Input records.
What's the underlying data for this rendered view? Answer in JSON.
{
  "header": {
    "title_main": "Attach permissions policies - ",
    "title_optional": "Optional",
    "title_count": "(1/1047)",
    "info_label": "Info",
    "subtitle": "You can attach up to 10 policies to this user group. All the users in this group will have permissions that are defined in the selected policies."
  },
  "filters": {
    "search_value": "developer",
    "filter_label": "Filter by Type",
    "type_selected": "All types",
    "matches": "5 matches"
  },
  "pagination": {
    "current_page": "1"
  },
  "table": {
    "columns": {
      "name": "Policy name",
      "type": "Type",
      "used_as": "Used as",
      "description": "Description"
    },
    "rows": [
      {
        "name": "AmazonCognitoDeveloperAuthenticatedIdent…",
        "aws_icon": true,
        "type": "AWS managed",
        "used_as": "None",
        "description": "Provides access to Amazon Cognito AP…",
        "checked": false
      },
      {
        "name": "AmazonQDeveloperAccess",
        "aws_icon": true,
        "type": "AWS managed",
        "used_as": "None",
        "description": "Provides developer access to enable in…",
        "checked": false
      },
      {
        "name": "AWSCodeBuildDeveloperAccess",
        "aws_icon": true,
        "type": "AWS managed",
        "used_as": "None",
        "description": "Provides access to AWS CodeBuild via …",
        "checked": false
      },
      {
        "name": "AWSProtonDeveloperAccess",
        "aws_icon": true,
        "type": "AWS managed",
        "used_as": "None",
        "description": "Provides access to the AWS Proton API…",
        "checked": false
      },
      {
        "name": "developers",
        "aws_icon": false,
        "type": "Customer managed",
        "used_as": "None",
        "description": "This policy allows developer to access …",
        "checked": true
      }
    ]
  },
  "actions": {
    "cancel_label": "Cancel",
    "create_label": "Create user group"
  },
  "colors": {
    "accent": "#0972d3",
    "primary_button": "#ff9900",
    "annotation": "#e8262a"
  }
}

Request. Give the number of lines above that hold the word "permissions", and nothing more.

Exercise output. 2